Consegna 1:
Modifica il testo su Aldo e Nabil da "In pratica la" a "pagare e tacere.": riscrivi il brano sostituendo "tragedia" con "catastrofe".
Consegna 2:
Prosegui il testo su Aldo e Nabil a partire dalla sua ultima frase.

Testo da analizzare:
_ _ _
In pratica la tragedia avviene perché entrambi i protagonisti non riescono ad affrancarsi dai loro fantasmi “culturali”. Aldo non riesce più a sentirsi attratto da Nabil, quando si accorge che Nabil lo sta amando perché è uomo. Nabil – che accetterebbe senza problemi di definirsi in francese homosexuel -, non può tollerare per sé l’epiteto “zamel”, per di più se proferito da uno “straniero”, uno che lo deve pigliare in culo, pagare e tacere.
Entrambi giunti alle soglie dell’acquisizione di una nuova dignità, si ritraggono impauriti, ripiombando nei più triti cliché in cui si sono formati e dannandosi a vicenda: Aldo, continuando a sentirsi “donna” e come tale incapace di amare un uomo che non desideri le donne; Nabil, con la sua ira “giusta” in difesa del suo onore.
_ _ _
(Voci del dataset)

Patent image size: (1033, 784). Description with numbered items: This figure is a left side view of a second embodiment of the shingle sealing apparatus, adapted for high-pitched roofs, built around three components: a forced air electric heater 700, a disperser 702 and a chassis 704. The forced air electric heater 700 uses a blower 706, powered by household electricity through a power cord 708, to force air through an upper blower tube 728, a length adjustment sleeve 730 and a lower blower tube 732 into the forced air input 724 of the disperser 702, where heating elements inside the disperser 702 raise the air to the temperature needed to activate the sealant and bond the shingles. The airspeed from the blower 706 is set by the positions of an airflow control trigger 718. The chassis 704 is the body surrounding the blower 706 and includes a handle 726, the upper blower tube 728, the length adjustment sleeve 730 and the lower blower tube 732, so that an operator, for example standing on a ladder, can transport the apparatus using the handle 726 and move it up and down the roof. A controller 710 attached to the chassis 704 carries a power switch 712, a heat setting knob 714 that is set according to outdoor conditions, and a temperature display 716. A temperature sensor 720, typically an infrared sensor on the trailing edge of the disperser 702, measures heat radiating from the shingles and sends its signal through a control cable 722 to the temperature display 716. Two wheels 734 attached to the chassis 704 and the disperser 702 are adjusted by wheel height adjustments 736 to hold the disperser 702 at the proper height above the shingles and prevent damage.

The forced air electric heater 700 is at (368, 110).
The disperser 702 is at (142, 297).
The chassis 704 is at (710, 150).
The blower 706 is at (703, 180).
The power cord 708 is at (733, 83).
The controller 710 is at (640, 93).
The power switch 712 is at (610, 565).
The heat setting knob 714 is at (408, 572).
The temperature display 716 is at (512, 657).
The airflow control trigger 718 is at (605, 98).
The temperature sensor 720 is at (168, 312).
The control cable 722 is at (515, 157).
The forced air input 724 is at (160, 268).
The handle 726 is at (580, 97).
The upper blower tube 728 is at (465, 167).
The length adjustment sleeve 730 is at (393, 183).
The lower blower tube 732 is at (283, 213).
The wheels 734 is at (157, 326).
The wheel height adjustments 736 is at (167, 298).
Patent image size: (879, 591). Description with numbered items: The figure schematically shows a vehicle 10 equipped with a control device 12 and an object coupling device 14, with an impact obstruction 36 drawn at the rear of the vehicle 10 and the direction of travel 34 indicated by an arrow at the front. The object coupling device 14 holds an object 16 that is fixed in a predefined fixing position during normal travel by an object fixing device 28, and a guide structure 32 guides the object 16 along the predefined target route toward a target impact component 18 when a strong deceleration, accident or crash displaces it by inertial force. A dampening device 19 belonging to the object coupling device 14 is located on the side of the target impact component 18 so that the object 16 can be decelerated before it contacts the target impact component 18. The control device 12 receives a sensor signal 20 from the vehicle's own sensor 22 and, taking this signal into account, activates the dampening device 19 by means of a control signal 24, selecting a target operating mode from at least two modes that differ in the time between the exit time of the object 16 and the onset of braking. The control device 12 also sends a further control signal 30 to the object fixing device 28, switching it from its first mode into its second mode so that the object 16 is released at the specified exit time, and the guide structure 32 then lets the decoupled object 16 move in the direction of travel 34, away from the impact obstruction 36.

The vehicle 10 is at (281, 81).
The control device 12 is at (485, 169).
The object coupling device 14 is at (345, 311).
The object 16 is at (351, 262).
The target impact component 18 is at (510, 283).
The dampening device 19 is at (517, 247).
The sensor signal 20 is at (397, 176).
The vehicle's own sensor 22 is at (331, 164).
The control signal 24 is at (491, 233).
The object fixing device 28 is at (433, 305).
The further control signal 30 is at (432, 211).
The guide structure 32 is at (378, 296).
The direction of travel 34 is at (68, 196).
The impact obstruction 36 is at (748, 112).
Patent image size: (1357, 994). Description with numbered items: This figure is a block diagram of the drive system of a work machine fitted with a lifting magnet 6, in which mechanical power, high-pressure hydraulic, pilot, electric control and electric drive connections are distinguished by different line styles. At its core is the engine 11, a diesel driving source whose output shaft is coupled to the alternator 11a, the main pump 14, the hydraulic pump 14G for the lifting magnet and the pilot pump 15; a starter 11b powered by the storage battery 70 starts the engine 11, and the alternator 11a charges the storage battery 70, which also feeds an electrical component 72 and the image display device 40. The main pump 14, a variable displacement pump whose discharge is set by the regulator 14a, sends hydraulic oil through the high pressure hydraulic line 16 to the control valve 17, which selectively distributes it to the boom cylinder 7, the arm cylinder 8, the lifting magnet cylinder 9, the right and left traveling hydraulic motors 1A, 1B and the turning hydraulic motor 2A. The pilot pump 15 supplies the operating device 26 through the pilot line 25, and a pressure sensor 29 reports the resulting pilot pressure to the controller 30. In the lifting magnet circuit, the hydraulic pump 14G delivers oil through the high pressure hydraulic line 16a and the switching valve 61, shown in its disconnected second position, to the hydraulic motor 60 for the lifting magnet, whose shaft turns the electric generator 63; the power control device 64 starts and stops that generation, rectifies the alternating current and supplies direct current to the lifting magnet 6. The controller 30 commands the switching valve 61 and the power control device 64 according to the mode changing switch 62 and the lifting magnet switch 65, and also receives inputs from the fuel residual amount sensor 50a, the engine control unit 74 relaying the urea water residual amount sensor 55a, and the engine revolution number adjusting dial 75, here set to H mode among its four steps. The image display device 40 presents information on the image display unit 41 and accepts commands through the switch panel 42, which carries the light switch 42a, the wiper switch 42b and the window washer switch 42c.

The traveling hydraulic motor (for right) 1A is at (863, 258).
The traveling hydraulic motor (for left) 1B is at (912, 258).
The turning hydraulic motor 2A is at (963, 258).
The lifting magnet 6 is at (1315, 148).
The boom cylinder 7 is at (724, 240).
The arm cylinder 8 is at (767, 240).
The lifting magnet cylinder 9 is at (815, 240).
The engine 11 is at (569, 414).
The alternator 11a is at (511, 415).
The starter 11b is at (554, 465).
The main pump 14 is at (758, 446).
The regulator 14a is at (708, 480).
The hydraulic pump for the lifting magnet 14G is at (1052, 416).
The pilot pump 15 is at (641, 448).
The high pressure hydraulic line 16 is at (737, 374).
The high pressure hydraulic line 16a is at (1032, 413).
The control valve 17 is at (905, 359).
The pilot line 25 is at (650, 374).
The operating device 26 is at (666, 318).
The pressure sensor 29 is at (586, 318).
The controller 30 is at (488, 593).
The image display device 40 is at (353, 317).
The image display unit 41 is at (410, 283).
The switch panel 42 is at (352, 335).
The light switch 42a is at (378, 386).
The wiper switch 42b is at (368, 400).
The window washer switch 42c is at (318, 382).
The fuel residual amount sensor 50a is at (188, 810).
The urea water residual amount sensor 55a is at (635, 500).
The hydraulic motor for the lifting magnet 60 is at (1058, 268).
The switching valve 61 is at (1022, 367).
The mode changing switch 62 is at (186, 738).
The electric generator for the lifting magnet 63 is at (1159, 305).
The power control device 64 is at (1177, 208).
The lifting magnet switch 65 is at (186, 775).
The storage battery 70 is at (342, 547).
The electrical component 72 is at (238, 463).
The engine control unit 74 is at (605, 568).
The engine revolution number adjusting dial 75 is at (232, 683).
_ _ _
Risposta scritta 1:
In pratica la catastrofe avviene perché entrambi i protagonisti non riescono ad affrancarsi dai loro fantasmi “culturali”. Aldo non riesce più a sentirsi attratto da Nabil, quando si accorge che Nabil lo sta amando perché è uomo. Nabil – che accetterebbe senza problemi di definirsi in francese homosexuel -, non può tollerare per sé l’epiteto “zamel”, per di più se proferito da uno “straniero”, uno che lo deve pigliare in culo, pagare e tacere.

Risposta scritta 2:
Nella prima parte del libro, Edo scende in Tunisia, nella casa di Aldo, per assistere al processo a Nabil. Ricostruisce. Quasi si sente colpevole. L’assassinio è stato brutale. Aldo è morto dissanguato nella vasca da bagno, più volte colpito con un frammento del vetro della porta del bagno andata in frantumi. Il referto della visita medica a cui Nabil viene sottoposto (“orifizio anale imbutiforme, tipico dell’omosessuale passivo”) riporta Edo al secolo scorso, all’epoca delle visite pre-confino agli “arrusi”. Ma proprio quel referto impedisce alla difesa d’ufficio di Nabil di chiedere la consueta attenuante: giovane etero in funzione di marchetta attiva, improvvisamente insidiato da inaccettabile richiesta del “cliente”. Nabil è costretto a confessare che l’offesa è stata “verbale”. Ad uccidere è stata la parola, sostenuta dai pregiudizi culturali di entrambi. Il tribunale non può cogliere tali sottigliezze. Condanna Nabil a vent’anni: assassinio per rapina (ha rubato il cellulare).
La seconda parte del libro riporta le conversazioni e lo scambio di mail avvenuti quattro mesi prima tra Edo e Aldo: ne fuoriesce una breve storia dell’omosessualità, culminante nello scontro tra le idee tradizionaliste di Aldo (due gay tra loro sono come due lesbiche) e quelle moderne basate sui diritti – dignità parità laicità – di Edo.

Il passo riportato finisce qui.